_DOCUMENT EXTRACT_:

====

Division of a Line Segment:
If we have to divide a line segment in particular ratio, then we can do it by measuring the length on the ruler and mark it on the line. But if we don’t have anything to measure then we can do it by using steps of construction.
Method 1:
AB is a line segment of 4 cm. Divide it in the ratio of 1:3 using a compass.
Steps of Construction:
Step 1: Draw a line AC of any length by making an acute angle with the given line segment AB.
Step 2: Using any small length on the compass mark 4 points of equal size on AC, so that AX1 = AX2 = AX3 = AX4. We are marking 4 points as we have to divide the line in the ratio of 1:3, so 1 + 3 = 4.
Step 3: Now join BX4.
Step 4: Draw a line from point X1 to line AB parallel to BX4, which intersects AB at point P.
Now AP: PB = 1:3.
Method 2:
(Alternative Method)
A line can also be divided by another method.
Steps of Construction:
Step 1: Draw a line AC with the acute angle with the line segment AB.
Step 2: Draw another line DB parallel to AC so that ∠BAX = ∠ADB
Step 3: Mark the points X1 (m = 1) on AC and Y1, Y2, Y3 (n = 3) on DB so that AX1 = BY1 = Y1Y2 = Y2Y3
Step 4: Join X1 Y3 so that it intersects line AB at P.
AP : PB = 1: 3
Construction of a Triangle similar to a given Triangle as per given Scale:
The scale factor is the ratio of the sides of the triangle given to the sides of the triangle to be made by the steps of construction.
Example : Draw a triangle similar to ∆ABC with its sides equal to 2/3 of the corresponding sides of the given triangle ABC. (Scale factor = 2/3 ) .
Steps of Construction
Step 1: Draw a line AX by making an acute angle with the line segment AB.
Step 2: Mark three points of equal size using a compass on the line AX. Points will be depending upon the scale factor as we have to mark the number of points which is greater in the scale factor. In the ratio of 2/3 ( 3 > 2).
Step 3: Join BX3 and draw a line from X2 parallel to BX3 to intersect AB at P.
Step 4: Draw a line parallel to BC from point P to intersect AC at Q.
Now ∆ APQ ~ ∆ ABC.

====

_DATA EXCERPT_:
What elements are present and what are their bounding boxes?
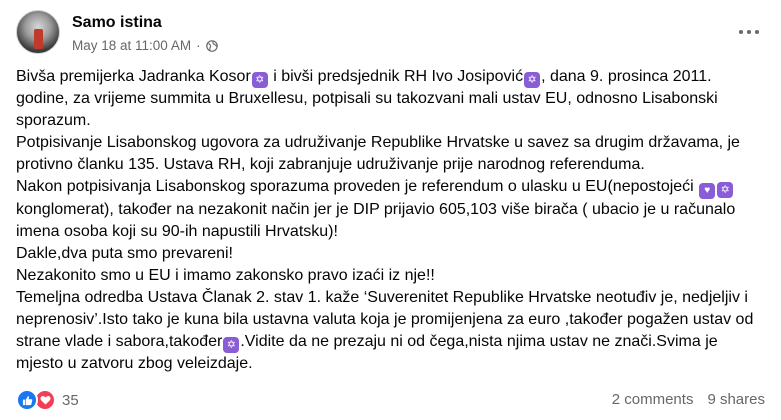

====

_OBJECTIVES_:
(a) List every point marked in Step 3 of Method 2 of the text on geometric constructions, and state the line each one lies on.
(b) Duplicate the stretch of the text on geometric constructions from "Step 2: Using" through "Now join BX4.".
The material placed after the text on geometric constructions was taken from a separate source.

_CORRECT ANSWERS_:
(a)
- X1, on AC
- Y1, on DB
- Y2, on DB
- Y3, on DB

(b)
Step 2: Using any small length on the compass mark 4 points of equal size on AC, so that AX1 = AX2 = AX3 = AX4. We are marking 4 points as we have to divide the line in the ratio of 1:3, so 1 + 3 = 4.
Step 3: Now join BX4.